- _PROBLEM TO SOLVE_
Every line holding the string "作出决定" should be gathered.

--- Start EXCERPTED DATA ---

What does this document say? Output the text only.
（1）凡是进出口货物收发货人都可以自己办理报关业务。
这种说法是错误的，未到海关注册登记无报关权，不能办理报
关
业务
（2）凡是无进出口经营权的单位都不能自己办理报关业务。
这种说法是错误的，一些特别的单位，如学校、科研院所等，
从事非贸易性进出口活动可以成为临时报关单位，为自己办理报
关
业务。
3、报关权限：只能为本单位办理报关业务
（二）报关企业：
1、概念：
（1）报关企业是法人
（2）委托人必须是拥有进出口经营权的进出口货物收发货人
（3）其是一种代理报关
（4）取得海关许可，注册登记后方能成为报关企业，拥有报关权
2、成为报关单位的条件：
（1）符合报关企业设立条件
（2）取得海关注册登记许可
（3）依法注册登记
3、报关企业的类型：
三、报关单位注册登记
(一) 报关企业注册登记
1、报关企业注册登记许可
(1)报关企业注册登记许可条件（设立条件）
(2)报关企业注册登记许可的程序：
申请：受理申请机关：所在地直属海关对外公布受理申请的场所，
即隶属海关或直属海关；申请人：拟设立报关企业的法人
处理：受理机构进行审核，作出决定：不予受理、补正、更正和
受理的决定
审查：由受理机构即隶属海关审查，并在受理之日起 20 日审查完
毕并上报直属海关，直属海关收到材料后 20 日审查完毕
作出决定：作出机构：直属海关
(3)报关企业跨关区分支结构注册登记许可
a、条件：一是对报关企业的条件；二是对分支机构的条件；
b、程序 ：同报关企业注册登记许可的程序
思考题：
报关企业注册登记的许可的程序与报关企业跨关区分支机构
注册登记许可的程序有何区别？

--- End EXCERPTED DATA ---

- _RESULT BELOW_
处理：受理机构进行审核，作出决定：不予受理、补正、更正和
作出决定：作出机构：直属海关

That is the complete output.